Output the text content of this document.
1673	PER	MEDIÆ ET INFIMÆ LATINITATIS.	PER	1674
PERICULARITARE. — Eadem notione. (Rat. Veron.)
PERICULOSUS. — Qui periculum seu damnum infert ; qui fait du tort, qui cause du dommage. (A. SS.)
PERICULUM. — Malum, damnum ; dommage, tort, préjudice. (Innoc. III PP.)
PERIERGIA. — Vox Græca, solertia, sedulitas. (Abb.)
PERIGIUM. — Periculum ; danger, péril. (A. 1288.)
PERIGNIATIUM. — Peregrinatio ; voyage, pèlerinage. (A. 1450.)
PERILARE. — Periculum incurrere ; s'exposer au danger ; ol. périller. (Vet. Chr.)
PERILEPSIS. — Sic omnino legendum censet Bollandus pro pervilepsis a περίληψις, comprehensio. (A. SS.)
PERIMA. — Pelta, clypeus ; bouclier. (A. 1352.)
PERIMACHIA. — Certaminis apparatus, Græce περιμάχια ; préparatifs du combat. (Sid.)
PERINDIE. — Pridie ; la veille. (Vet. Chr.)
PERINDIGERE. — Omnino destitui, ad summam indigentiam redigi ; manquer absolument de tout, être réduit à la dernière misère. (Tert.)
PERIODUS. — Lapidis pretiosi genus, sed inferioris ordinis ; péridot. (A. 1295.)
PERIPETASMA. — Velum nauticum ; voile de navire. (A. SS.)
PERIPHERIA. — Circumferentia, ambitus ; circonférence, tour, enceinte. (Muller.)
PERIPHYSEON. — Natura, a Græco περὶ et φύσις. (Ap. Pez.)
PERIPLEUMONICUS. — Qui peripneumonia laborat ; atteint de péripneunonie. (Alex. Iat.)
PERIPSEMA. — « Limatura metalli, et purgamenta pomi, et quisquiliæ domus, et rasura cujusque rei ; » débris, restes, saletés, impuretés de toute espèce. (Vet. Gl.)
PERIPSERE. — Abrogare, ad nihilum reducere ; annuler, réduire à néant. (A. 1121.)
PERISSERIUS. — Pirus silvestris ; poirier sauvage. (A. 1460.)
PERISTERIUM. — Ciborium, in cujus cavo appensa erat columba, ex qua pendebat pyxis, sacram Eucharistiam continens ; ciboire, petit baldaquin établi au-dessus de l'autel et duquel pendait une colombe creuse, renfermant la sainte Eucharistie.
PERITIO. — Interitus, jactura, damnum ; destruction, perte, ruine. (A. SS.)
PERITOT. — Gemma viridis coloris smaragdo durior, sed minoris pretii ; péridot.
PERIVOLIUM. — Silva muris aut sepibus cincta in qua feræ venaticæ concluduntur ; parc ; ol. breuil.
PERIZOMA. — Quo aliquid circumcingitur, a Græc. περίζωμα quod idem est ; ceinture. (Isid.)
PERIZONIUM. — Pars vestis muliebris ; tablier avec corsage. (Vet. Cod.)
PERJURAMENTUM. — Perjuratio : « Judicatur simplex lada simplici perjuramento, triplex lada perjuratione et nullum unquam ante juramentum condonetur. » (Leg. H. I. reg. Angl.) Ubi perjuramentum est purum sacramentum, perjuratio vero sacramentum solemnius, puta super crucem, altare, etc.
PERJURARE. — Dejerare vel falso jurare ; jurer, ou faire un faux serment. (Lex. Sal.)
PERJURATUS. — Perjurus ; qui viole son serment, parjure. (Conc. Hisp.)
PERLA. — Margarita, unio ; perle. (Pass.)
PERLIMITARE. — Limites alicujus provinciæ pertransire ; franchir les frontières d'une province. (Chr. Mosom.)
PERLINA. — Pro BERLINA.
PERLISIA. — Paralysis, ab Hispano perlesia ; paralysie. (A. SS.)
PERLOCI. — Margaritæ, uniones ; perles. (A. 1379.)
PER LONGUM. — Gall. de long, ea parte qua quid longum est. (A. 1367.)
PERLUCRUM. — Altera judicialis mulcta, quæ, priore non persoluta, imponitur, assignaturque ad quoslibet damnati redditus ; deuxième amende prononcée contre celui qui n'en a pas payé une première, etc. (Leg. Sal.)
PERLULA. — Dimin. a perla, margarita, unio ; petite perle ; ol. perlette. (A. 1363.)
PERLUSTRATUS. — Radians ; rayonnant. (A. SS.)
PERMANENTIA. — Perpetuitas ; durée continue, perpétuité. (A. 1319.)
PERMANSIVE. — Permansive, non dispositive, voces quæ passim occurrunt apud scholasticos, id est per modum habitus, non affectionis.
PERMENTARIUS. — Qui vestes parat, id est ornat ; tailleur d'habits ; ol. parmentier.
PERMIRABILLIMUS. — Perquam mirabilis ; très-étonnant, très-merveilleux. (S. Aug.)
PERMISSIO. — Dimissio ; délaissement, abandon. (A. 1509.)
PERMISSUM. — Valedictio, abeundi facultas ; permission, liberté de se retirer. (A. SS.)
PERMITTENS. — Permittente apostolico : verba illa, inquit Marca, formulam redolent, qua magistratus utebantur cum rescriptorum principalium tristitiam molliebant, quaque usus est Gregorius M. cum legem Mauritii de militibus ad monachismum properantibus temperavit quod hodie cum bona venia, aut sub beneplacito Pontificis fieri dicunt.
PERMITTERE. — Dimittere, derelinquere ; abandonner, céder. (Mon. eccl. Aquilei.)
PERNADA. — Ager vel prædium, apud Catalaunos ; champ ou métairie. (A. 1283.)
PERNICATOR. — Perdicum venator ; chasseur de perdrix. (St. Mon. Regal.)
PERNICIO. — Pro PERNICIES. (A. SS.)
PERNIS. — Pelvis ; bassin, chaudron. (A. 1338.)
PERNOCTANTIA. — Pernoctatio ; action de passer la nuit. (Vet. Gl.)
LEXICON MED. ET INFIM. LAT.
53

**Your task**
Each line in the material above must be retyped without alteration.

**Exercise result**
Output the text content of this document.
1673	PER	MEDIÆ ET INFIMÆ LATINITATIS.	PER	1674
PERICULARITARE. — Eadem notione. (Rat. Veron.)
PERICULOSUS. — Qui periculum seu damnum infert ; qui fait du tort, qui cause du dommage. (A. SS.)
PERICULUM. — Malum, damnum ; dommage, tort, préjudice. (Innoc. III PP.)
PERIERGIA. — Vox Græca, solertia, sedulitas. (Abb.)
PERIGIUM. — Periculum ; danger, péril. (A. 1288.)
PERIGNIATIUM. — Peregrinatio ; voyage, pèlerinage. (A. 1450.)
PERILARE. — Periculum incurrere ; s'exposer au danger ; ol. périller. (Vet. Chr.)
PERILEPSIS. — Sic omnino legendum censet Bollandus pro pervilepsis a περίληψις, comprehensio. (A. SS.)
PERIMA. — Pelta, clypeus ; bouclier. (A. 1352.)
PERIMACHIA. — Certaminis apparatus, Græce περιμάχια ; préparatifs du combat. (Sid.)
PERINDIE. — Pridie ; la veille. (Vet. Chr.)
PERINDIGERE. — Omnino destitui, ad summam indigentiam redigi ; manquer absolument de tout, être réduit à la dernière misère. (Tert.)
PERIODUS. — Lapidis pretiosi genus, sed inferioris ordinis ; péridot. (A. 1295.)
PERIPETASMA. — Velum nauticum ; voile de navire. (A. SS.)
PERIPHERIA. — Circumferentia, ambitus ; circonférence, tour, enceinte. (Muller.)
PERIPHYSEON. — Natura, a Græco περὶ et φύσις. (Ap. Pez.)
PERIPLEUMONICUS. — Qui peripneumonia laborat ; atteint de péripneunonie. (Alex. Iat.)
PERIPSEMA. — « Limatura metalli, et purgamenta pomi, et quisquiliæ domus, et rasura cujusque rei ; » débris, restes, saletés, impuretés de toute espèce. (Vet. Gl.)
PERIPSERE. — Abrogare, ad nihilum reducere ; annuler, réduire à néant. (A. 1121.)
PERISSERIUS. — Pirus silvestris ; poirier sauvage. (A. 1460.)
PERISTERIUM. — Ciborium, in cujus cavo appensa erat columba, ex qua pendebat pyxis, sacram Eucharistiam continens ; ciboire, petit baldaquin établi au-dessus de l'autel et duquel pendait une colombe creuse, renfermant la sainte Eucharistie.
PERITIO. — Interitus, jactura, damnum ; destruction, perte, ruine. (A. SS.)
PERITOT. — Gemma viridis coloris smaragdo durior, sed minoris pretii ; péridot.
PERIVOLIUM. — Silva muris aut sepibus cincta in qua feræ venaticæ concluduntur ; parc ; ol. breuil.
PERIZOMA. — Quo aliquid circumcingitur, a Græc. περίζωμα quod idem est ; ceinture. (Isid.)
PERIZONIUM. — Pars vestis muliebris ; tablier avec corsage. (Vet. Cod.)
PERJURAMENTUM. — Perjuratio : « Judicatur simplex lada simplici perjuramento, triplex lada perjuratione et nullum unquam ante juramentum condonetur. » (Leg. H. I. reg. Angl.) Ubi perjuramentum est purum sacramentum, perjuratio vero sacramentum solemnius, puta super crucem, altare, etc.
PERJURARE. — Dejerare vel falso jurare ; jurer, ou faire un faux serment. (Lex. Sal.)
PERJURATUS. — Perjurus ; qui viole son serment, parjure. (Conc. Hisp.)
PERLA. — Margarita, unio ; perle. (Pass.)
PERLIMITARE. — Limites alicujus provinciæ pertransire ; franchir les frontières d'une province. (Chr. Mosom.)
PERLINA. — Pro BERLINA.
PERLISIA. — Paralysis, ab Hispano perlesia ; paralysie. (A. SS.)
PERLOCI. — Margaritæ, uniones ; perles. (A. 1379.)
PER LONGUM. — Gall. de long, ea parte qua quid longum est. (A. 1367.)
PERLUCRUM. — Altera judicialis mulcta, quæ, priore non persoluta, imponitur, assignaturque ad quoslibet damnati redditus ; deuxième amende prononcée contre celui qui n'en a pas payé une première, etc. (Leg. Sal.)
PERLULA. — Dimin. a perla, margarita, unio ; petite perle ; ol. perlette. (A. 1363.)
PERLUSTRATUS. — Radians ; rayonnant. (A. SS.)
PERMANENTIA. — Perpetuitas ; durée continue, perpétuité. (A. 1319.)
PERMANSIVE. — Permansive, non dispositive, voces quæ passim occurrunt apud scholasticos, id est per modum habitus, non affectionis.
PERMENTARIUS. — Qui vestes parat, id est ornat ; tailleur d'habits ; ol. parmentier.
PERMIRABILLIMUS. — Perquam mirabilis ; très-étonnant, très-merveilleux. (S. Aug.)
PERMISSIO. — Dimissio ; délaissement, abandon. (A. 1509.)
PERMISSUM. — Valedictio, abeundi facultas ; permission, liberté de se retirer. (A. SS.)
PERMITTENS. — Permittente apostolico : verba illa, inquit Marca, formulam redolent, qua magistratus utebantur cum rescriptorum principalium tristitiam molliebant, quaque usus est Gregorius M. cum legem Mauritii de militibus ad monachismum properantibus temperavit quod hodie cum bona venia, aut sub beneplacito Pontificis fieri dicunt.
PERMITTERE. — Dimittere, derelinquere ; abandonner, céder. (Mon. eccl. Aquilei.)
PERNADA. — Ager vel prædium, apud Catalaunos ; champ ou métairie. (A. 1283.)
PERNICATOR. — Perdicum venator ; chasseur de perdrix. (St. Mon. Regal.)
PERNICIO. — Pro PERNICIES. (A. SS.)
PERNIS. — Pelvis ; bassin, chaudron. (A. 1338.)
PERNOCTANTIA. — Pernoctatio ; action de passer la nuit. (Vet. Gl.)
LEXICON MED. ET INFIM. LAT.
53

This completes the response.